**SHORT PROBLEM:**
Convert the listing into a Markdown table with the columns Row and Entry, starting at the line that has "Localize all elements." and stopping after the line that has "1430, 1215, 1462]". Leave out blank lines and the pictures.

:: RECORDS SUPPLIED ::

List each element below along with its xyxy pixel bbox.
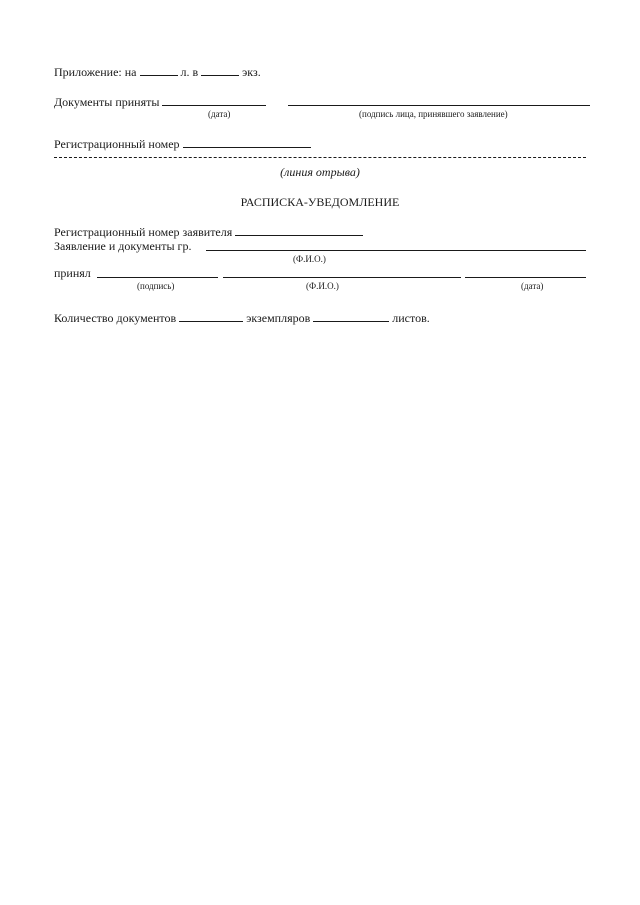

:::
:: RECORDS SUPPLIED ::

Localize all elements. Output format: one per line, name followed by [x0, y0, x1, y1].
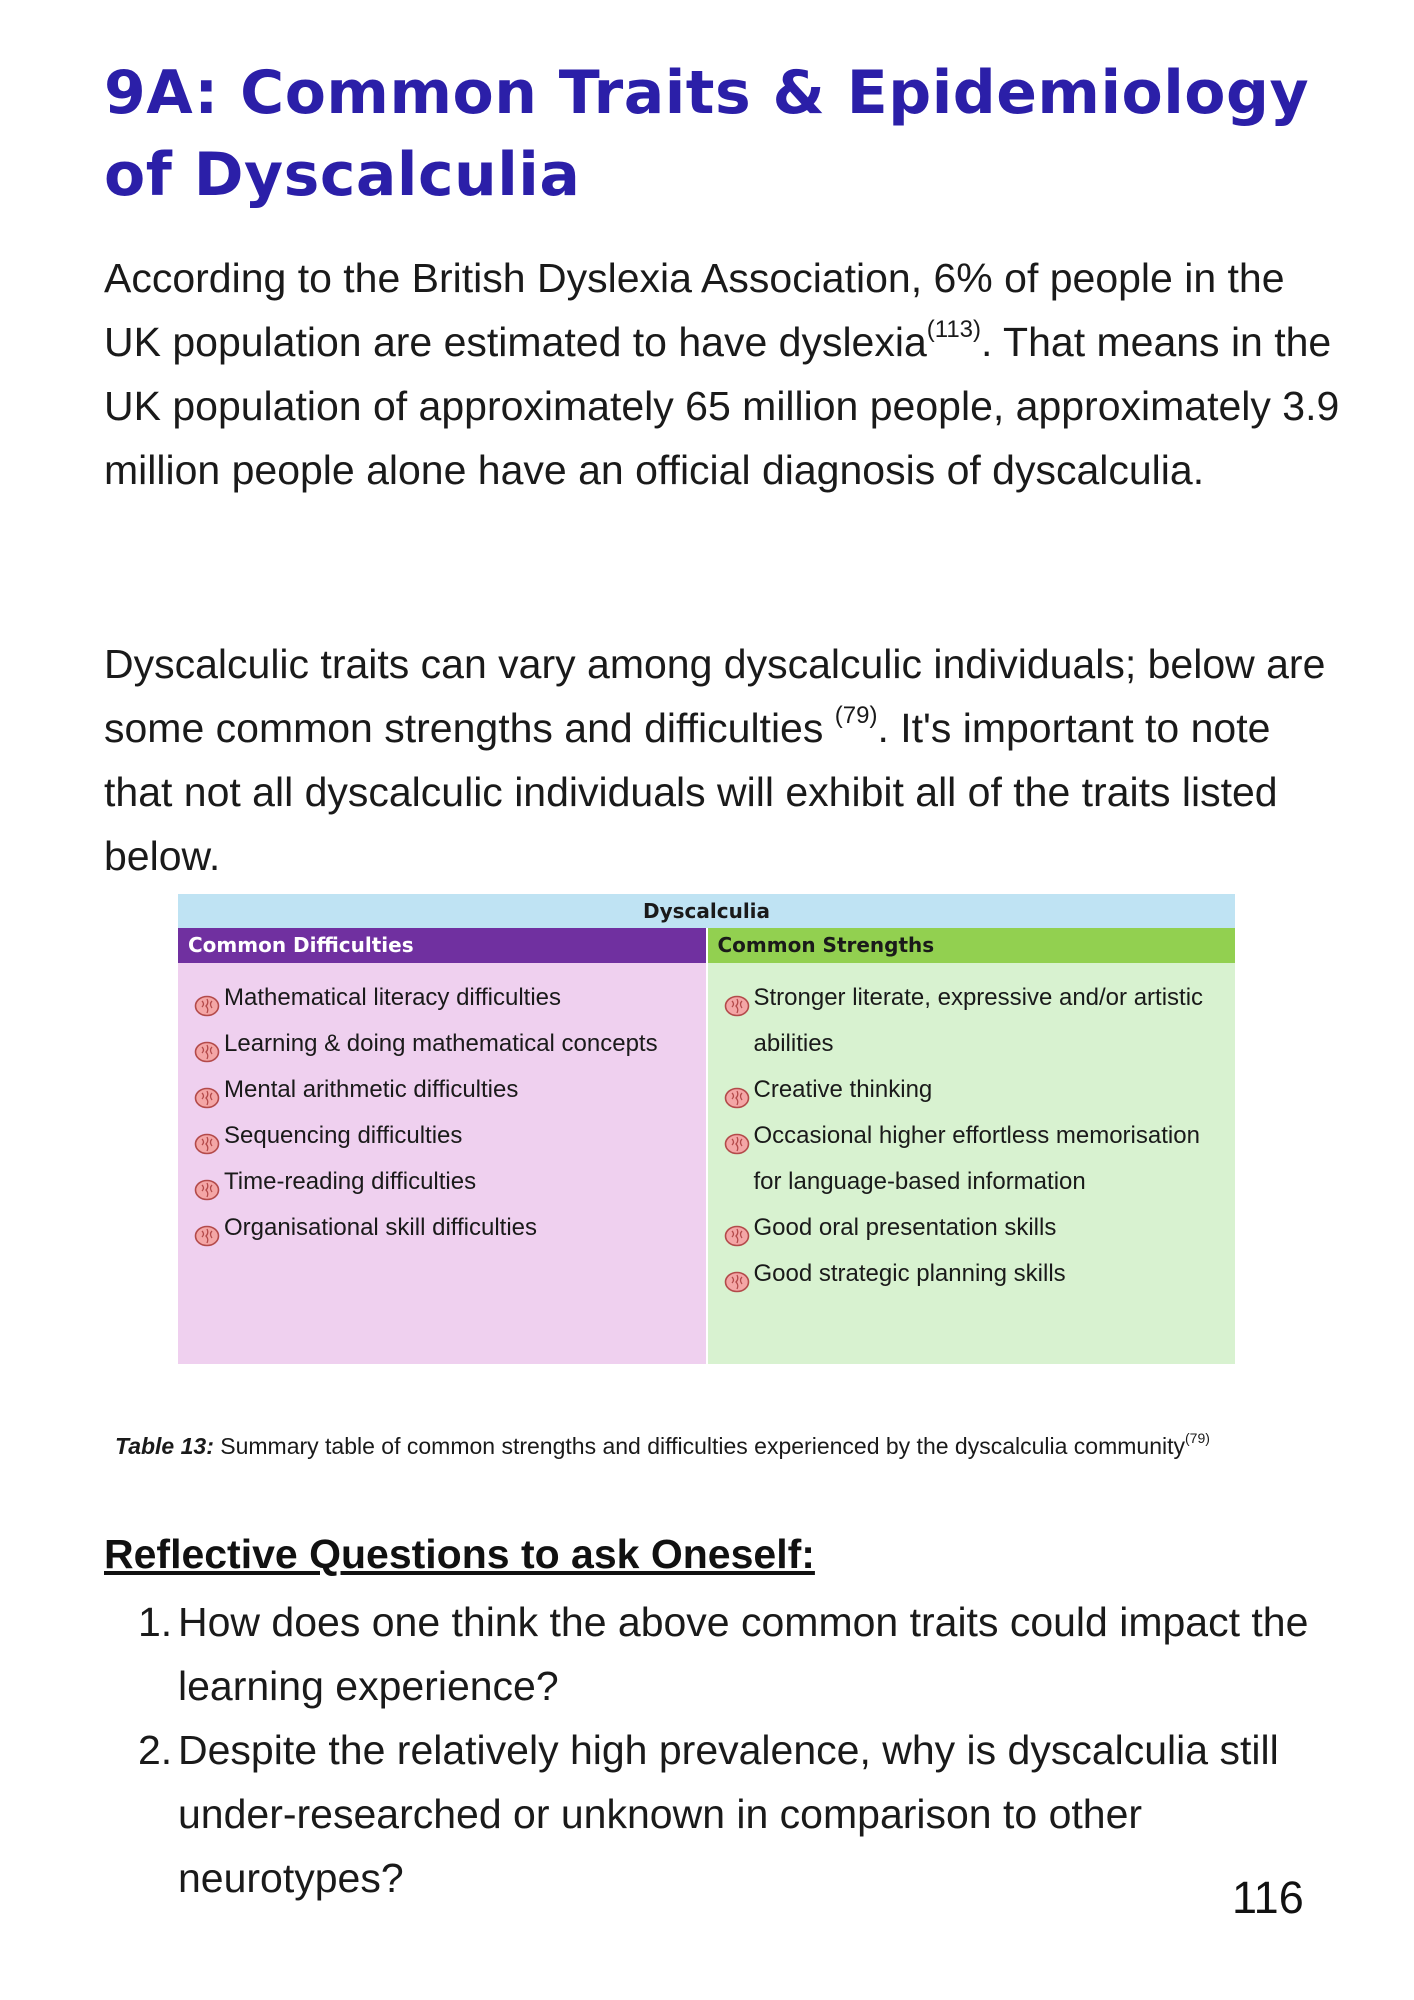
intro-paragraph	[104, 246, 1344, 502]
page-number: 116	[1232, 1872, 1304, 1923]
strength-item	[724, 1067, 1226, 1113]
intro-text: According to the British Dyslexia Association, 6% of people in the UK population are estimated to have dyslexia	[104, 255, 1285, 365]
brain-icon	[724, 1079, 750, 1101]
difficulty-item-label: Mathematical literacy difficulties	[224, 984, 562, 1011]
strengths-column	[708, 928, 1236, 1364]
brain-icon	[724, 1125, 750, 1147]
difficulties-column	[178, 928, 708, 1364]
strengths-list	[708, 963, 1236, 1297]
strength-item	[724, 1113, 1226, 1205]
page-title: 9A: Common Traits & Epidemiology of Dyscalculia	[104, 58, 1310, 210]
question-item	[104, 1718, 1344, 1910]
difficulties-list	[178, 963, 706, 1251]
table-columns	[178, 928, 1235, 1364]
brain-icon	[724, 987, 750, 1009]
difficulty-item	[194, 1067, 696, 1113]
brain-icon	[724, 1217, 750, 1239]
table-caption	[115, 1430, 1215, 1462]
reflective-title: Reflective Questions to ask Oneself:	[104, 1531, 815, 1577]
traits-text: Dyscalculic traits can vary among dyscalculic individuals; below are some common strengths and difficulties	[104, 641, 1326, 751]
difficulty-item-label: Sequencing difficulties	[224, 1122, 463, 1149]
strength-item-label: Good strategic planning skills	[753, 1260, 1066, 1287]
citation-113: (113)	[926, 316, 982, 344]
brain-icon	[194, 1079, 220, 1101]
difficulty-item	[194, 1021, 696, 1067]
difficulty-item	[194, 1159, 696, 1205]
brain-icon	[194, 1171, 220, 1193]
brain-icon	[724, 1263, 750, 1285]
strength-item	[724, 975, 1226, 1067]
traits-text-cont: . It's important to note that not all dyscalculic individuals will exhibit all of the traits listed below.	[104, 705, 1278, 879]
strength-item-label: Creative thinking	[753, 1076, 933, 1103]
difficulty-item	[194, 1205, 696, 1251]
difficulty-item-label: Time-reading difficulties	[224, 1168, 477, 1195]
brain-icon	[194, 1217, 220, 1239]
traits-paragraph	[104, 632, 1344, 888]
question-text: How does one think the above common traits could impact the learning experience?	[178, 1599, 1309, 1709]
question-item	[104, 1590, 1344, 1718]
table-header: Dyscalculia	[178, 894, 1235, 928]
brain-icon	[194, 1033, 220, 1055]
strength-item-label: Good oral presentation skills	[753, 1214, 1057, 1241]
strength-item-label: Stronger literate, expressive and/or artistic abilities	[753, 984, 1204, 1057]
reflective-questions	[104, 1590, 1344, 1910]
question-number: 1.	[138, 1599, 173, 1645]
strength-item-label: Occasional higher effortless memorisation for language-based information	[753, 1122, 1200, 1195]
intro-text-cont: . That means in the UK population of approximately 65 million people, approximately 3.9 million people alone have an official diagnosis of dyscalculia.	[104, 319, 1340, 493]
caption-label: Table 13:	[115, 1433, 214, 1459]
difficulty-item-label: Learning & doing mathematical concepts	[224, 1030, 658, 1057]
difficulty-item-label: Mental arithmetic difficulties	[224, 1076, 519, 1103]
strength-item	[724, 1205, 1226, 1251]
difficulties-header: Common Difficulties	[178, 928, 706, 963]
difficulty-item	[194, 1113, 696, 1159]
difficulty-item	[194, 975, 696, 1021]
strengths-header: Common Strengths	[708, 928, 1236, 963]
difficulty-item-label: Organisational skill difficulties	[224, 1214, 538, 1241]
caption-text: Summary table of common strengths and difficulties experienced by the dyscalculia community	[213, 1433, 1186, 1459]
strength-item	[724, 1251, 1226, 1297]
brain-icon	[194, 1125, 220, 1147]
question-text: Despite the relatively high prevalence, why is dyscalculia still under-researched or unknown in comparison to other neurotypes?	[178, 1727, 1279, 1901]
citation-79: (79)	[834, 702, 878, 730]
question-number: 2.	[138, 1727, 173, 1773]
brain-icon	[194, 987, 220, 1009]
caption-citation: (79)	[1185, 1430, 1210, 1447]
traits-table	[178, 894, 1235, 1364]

:::

**RESULT BELOW:**
| Row | Entry |
|---|---|
| 1 | Localize all elements. Output format: one per line, name followed by [x0, y0, x1, y1]. |
| 2 | intro-paragraph	[104, 246, 1344, 502] |
| 3 | page-number: 116	[1232, 1872, 1304, 1923] |
| 4 | strength-item	[724, 1067, 1226, 1113] |
| 5 | intro-text: According to the British Dyslexia Association, 6% of people in the UK population are estimated to have dyslexia	[104, 255, 1285, 365] |
| 6 | brain-icon	[724, 1079, 750, 1101] |
| 7 | difficulty-item-label: Mathematical literacy difficulties	[224, 984, 562, 1011] |
| 8 | strengths-column	[708, 928, 1236, 1364] |
| 9 | brain-icon	[724, 1125, 750, 1147] |
| 10 | difficulties-column	[178, 928, 708, 1364] |
| 11 | strengths-list	[708, 963, 1236, 1297] |
| 12 | strength-item	[724, 1113, 1226, 1205] |
| 13 | page-title: 9A: Common Traits & Epidemiology of Dyscalculia	[104, 58, 1310, 210] |
| 14 | question-item	[104, 1718, 1344, 1910] |
| 15 | difficulties-list	[178, 963, 706, 1251] |
| 16 | table-columns	[178, 928, 1235, 1364] |
| 17 | brain-icon	[724, 987, 750, 1009] |
| 18 | difficulty-item	[194, 1067, 696, 1113] |
| 19 | brain-icon	[724, 1217, 750, 1239] |
| 20 | table-caption	[115, 1430, 1215, 1462] |